◆ EXERCISE REQUIREMENTS ◆
Find each line with the string "FOAM" and copy it.
#### STORED ROWS ####
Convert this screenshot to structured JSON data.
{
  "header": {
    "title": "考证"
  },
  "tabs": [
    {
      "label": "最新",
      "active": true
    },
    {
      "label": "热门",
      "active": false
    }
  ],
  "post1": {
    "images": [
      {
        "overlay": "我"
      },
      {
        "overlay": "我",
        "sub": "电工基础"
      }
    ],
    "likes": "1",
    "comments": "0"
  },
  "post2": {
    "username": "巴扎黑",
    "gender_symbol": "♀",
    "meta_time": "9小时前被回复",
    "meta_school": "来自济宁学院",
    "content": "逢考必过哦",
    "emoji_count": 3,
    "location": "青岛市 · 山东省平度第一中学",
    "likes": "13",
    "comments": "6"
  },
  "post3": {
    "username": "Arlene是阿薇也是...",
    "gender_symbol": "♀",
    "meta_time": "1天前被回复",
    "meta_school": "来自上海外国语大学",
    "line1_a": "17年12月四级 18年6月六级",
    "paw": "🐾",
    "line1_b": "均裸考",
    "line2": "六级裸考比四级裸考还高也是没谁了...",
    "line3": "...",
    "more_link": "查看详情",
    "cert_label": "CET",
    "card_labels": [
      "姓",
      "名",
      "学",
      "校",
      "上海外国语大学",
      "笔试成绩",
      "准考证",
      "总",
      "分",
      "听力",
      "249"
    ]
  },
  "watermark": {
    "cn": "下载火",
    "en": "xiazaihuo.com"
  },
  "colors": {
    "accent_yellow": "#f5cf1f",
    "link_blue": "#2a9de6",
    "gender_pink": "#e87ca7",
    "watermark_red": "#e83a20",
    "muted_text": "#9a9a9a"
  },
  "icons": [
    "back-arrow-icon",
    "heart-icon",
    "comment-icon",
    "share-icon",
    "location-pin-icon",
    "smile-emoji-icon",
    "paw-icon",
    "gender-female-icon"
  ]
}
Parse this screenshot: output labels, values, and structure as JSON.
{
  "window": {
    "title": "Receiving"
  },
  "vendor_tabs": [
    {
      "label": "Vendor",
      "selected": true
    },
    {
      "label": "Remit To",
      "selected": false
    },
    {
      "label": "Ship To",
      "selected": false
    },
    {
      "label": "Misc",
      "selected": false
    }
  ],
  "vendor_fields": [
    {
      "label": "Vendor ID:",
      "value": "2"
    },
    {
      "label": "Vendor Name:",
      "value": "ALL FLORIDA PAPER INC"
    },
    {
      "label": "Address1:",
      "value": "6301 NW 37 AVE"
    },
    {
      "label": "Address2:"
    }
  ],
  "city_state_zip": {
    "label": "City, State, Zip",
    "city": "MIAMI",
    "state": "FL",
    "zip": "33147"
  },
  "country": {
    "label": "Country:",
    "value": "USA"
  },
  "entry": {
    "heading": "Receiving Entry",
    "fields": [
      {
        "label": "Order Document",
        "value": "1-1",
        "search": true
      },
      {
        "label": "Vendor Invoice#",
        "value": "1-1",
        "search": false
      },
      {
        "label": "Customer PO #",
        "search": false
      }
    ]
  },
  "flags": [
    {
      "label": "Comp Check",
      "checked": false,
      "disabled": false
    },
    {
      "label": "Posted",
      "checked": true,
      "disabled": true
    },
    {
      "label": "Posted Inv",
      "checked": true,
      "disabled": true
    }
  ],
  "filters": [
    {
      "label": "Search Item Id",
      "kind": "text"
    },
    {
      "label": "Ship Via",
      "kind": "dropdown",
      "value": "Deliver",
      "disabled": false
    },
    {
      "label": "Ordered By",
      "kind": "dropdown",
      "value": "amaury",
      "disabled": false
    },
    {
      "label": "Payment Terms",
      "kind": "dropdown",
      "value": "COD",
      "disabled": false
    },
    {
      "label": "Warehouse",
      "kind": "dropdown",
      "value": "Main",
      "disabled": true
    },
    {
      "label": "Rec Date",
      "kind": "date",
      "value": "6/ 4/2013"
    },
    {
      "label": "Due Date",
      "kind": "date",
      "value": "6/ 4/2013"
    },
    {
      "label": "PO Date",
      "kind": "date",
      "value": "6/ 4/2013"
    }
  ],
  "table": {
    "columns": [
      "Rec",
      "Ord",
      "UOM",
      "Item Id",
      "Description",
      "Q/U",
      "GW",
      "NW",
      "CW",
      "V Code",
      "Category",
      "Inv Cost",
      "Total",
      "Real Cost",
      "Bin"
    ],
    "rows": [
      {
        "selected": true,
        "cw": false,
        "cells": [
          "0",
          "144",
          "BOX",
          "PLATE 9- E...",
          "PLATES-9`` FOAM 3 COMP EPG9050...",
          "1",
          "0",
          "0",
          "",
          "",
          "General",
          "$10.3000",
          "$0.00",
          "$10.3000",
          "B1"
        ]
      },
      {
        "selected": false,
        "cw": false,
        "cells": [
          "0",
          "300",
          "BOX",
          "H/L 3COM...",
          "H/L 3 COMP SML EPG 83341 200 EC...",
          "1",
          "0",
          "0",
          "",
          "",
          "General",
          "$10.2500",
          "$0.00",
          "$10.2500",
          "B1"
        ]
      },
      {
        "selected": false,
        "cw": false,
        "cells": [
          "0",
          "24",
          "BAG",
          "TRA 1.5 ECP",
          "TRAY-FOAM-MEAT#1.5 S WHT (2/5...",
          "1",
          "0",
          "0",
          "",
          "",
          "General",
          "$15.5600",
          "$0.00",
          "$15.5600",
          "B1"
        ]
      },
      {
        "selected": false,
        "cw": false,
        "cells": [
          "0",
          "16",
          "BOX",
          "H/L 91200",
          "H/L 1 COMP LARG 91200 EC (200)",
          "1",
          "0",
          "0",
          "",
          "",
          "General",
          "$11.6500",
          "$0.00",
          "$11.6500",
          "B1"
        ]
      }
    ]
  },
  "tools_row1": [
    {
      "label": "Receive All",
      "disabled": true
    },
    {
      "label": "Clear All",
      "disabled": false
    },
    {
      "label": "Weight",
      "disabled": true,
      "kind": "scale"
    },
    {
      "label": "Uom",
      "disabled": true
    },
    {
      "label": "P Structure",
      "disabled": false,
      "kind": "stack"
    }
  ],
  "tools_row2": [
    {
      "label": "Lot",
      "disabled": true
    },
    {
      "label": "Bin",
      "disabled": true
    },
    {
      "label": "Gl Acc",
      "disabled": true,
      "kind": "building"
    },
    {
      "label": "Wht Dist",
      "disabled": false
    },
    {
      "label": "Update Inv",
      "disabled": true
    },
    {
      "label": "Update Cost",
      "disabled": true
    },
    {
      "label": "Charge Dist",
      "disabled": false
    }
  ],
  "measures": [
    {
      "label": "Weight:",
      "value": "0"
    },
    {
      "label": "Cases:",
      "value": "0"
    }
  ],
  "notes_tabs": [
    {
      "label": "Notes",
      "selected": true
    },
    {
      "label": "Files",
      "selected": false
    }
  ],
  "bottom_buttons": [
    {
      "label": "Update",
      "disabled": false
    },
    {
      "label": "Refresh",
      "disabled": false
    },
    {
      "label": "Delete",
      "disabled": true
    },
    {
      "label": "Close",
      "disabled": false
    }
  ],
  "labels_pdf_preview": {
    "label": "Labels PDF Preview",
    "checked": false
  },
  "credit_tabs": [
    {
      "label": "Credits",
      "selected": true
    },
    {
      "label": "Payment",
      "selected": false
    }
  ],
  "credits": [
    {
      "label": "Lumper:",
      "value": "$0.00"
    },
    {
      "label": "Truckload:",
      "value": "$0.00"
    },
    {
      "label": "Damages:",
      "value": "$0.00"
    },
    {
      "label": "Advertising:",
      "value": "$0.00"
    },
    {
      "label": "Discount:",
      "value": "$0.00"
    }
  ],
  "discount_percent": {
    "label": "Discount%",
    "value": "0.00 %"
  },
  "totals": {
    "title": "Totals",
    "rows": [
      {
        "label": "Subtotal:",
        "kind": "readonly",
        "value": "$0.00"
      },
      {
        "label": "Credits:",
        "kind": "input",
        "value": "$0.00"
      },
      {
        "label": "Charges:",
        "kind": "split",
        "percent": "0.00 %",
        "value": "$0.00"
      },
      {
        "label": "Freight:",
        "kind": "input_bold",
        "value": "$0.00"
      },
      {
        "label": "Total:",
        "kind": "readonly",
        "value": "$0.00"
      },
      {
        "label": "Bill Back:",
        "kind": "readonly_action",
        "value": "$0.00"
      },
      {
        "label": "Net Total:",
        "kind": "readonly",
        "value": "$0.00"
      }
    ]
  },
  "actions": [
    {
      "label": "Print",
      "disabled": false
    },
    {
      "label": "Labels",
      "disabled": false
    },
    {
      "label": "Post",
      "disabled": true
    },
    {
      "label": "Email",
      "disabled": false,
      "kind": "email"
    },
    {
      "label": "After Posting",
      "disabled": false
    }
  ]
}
####
◆ FINISHED TASK ◆
          "PLATES-9`` FOAM 3 COMP EPG9050...",
          "TRAY-FOAM-MEAT#1.5 S WHT (2/5...",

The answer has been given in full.